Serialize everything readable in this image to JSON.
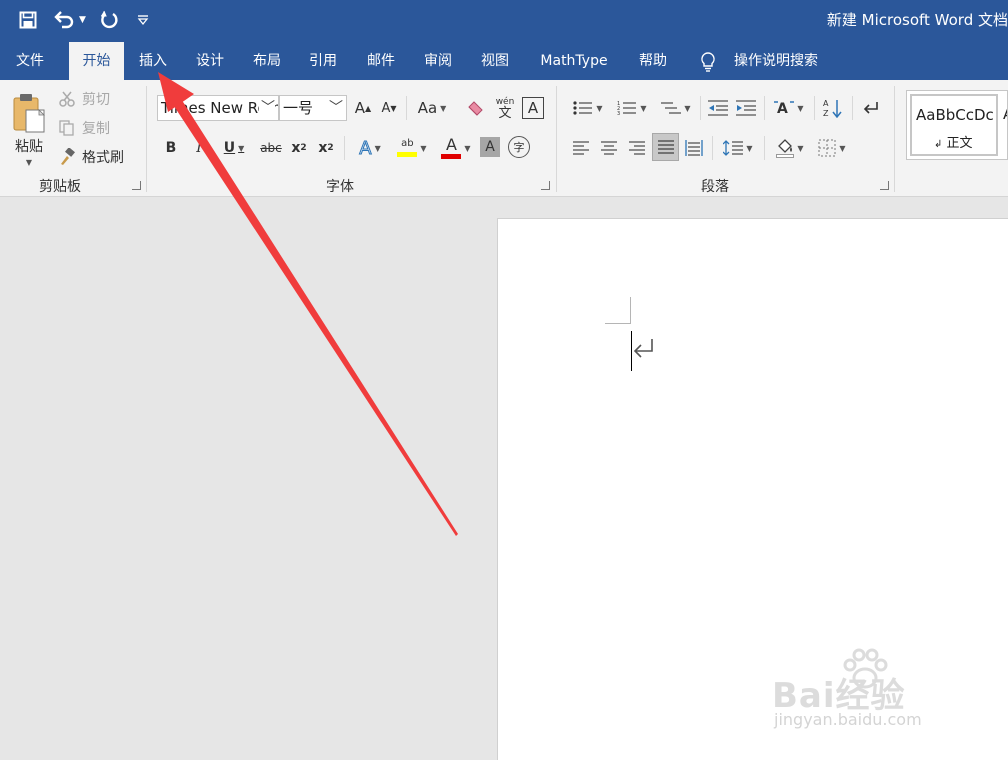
{
  "titlebar": {
    "doc_title": "新建 Microsoft Word 文档",
    "bg_color": "#2b579a"
  },
  "quick_access": {
    "save_icon": "save-icon",
    "undo_icon": "undo-icon",
    "redo_icon": "redo-icon",
    "customize_icon": "customize-dropdown-icon"
  },
  "tabs": [
    {
      "label": "文件",
      "active": false
    },
    {
      "label": "开始",
      "active": true
    },
    {
      "label": "插入",
      "active": false
    },
    {
      "label": "设计",
      "active": false
    },
    {
      "label": "布局",
      "active": false
    },
    {
      "label": "引用",
      "active": false
    },
    {
      "label": "邮件",
      "active": false
    },
    {
      "label": "审阅",
      "active": false
    },
    {
      "label": "视图",
      "active": false
    },
    {
      "label": "MathType",
      "active": false
    },
    {
      "label": "帮助",
      "active": false
    }
  ],
  "tell_me": {
    "label": "操作说明搜索",
    "icon": "lightbulb-icon"
  },
  "clipboard": {
    "group_label": "剪贴板",
    "paste_label": "粘贴",
    "cut_label": "剪切",
    "copy_label": "复制",
    "format_painter_label": "格式刷"
  },
  "font": {
    "group_label": "字体",
    "font_name": "Times New Roman",
    "font_size": "一号",
    "grow_font": "A",
    "shrink_font": "A",
    "change_case": "Aa",
    "bold": "B",
    "italic": "I",
    "underline": "U",
    "strikethrough": "abc",
    "subscript": "x",
    "subscript_mark": "2",
    "superscript": "x",
    "superscript_mark": "2",
    "text_effects": "A",
    "highlight_text": "ab",
    "font_color_text": "A",
    "char_shading": "A",
    "phonetic_top": "wén",
    "phonetic_bottom": "文",
    "char_border": "A",
    "enclose_char": "字",
    "highlight_color": "#ffff00",
    "font_color": "#e00000"
  },
  "paragraph": {
    "group_label": "段落"
  },
  "styles": {
    "normal_preview": "AaBbCcDc",
    "normal_label": "正文"
  },
  "document": {
    "paragraph_mark": "↵"
  },
  "annotation": {
    "arrow_color": "#f03c3c"
  },
  "watermark": {
    "brand": "Bai经验",
    "url": "jingyan.baidu.com"
  }
}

§ The task
Omit pictures; set down the rest of the material word for word.

§ Task output
Serialize everything readable in this image to JSON.
{
  "titlebar": {
    "doc_title": "新建 Microsoft Word 文档",
    "bg_color": "#2b579a"
  },
  "quick_access": {
    "save_icon": "save-icon",
    "undo_icon": "undo-icon",
    "redo_icon": "redo-icon",
    "customize_icon": "customize-dropdown-icon"
  },
  "tabs": [
    {
      "label": "文件",
      "active": false
    },
    {
      "label": "开始",
      "active": true
    },
    {
      "label": "插入",
      "active": false
    },
    {
      "label": "设计",
      "active": false
    },
    {
      "label": "布局",
      "active": false
    },
    {
      "label": "引用",
      "active": false
    },
    {
      "label": "邮件",
      "active": false
    },
    {
      "label": "审阅",
      "active": false
    },
    {
      "label": "视图",
      "active": false
    },
    {
      "label": "MathType",
      "active": false
    },
    {
      "label": "帮助",
      "active": false
    }
  ],
  "tell_me": {
    "label": "操作说明搜索",
    "icon": "lightbulb-icon"
  },
  "clipboard": {
    "group_label": "剪贴板",
    "paste_label": "粘贴",
    "cut_label": "剪切",
    "copy_label": "复制",
    "format_painter_label": "格式刷"
  },
  "font": {
    "group_label": "字体",
    "font_name": "Times New Roman",
    "font_size": "一号",
    "grow_font": "A",
    "shrink_font": "A",
    "change_case": "Aa",
    "bold": "B",
    "italic": "I",
    "underline": "U",
    "strikethrough": "abc",
    "subscript": "x",
    "subscript_mark": "2",
    "superscript": "x",
    "superscript_mark": "2",
    "text_effects": "A",
    "highlight_text": "ab",
    "font_color_text": "A",
    "char_shading": "A",
    "phonetic_top": "wén",
    "phonetic_bottom": "文",
    "char_border": "A",
    "enclose_char": "字",
    "highlight_color": "#ffff00",
    "font_color": "#e00000"
  },
  "paragraph": {
    "group_label": "段落"
  },
  "styles": {
    "normal_preview": "AaBbCcDc",
    "normal_label": "正文"
  },
  "document": {
    "paragraph_mark": "↵"
  },
  "annotation": {
    "arrow_color": "#f03c3c"
  },
  "watermark": {
    "brand": "Bai经验",
    "url": "jingyan.baidu.com"
  }
}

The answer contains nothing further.